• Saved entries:
· · ·

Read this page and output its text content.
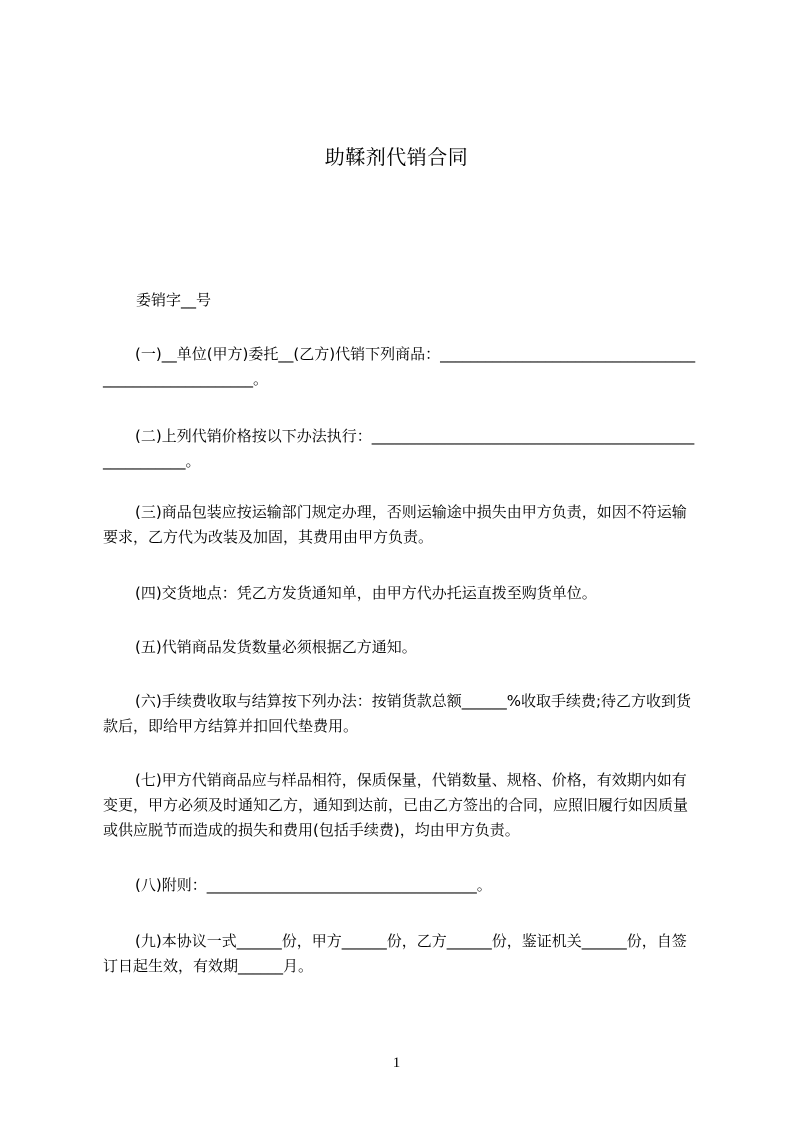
助鞣剂代销合同
委销字__号
(一)__单位(甲方)委托__(乙方)代销下列商品：______________________________________________________。
(二)上列代销价格按以下办法执行：______________________________________________________。
(三)商品包装应按运输部门规定办理，否则运输途中损失由甲方负责，如因不符运输要求，乙方代为改装及加固，其费用由甲方负责。
(四)交货地点：凭乙方发货通知单，由甲方代办托运直拨至购货单位。
(五)代销商品发货数量必须根据乙方通知。
(六)手续费收取与结算按下列办法：按销货款总额______%收取手续费;待乙方收到货款后，即给甲方结算并扣回代垫费用。
(七)甲方代销商品应与样品相符，保质保量，代销数量、规格、价格，有效期内如有变更，甲方必须及时通知乙方，通知到达前，已由乙方签出的合同，应照旧履行如因质量或供应脱节而造成的损失和费用(包括手续费)，均由甲方负责。
(八)附则：____________________________________。
(九)本协议一式______份，甲方______份，乙方______份，鉴证机关______份，自签订日起生效，有效期______月。
1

· · ·

• Job: Output the records above exactly as they are, leaving out the pictures.

• Exercise response:
Read this page and output its text content.
助鞣剂代销合同
委销字__号
(一)__单位(甲方)委托__(乙方)代销下列商品：______________________________________________________。
(二)上列代销价格按以下办法执行：______________________________________________________。
(三)商品包装应按运输部门规定办理，否则运输途中损失由甲方负责，如因不符运输要求，乙方代为改装及加固，其费用由甲方负责。
(四)交货地点：凭乙方发货通知单，由甲方代办托运直拨至购货单位。
(五)代销商品发货数量必须根据乙方通知。
(六)手续费收取与结算按下列办法：按销货款总额______%收取手续费;待乙方收到货款后，即给甲方结算并扣回代垫费用。
(七)甲方代销商品应与样品相符，保质保量，代销数量、规格、价格，有效期内如有变更，甲方必须及时通知乙方，通知到达前，已由乙方签出的合同，应照旧履行如因质量或供应脱节而造成的损失和费用(包括手续费)，均由甲方负责。
(八)附则：____________________________________。
(九)本协议一式______份，甲方______份，乙方______份，鉴证机关______份，自签订日起生效，有效期______月。
1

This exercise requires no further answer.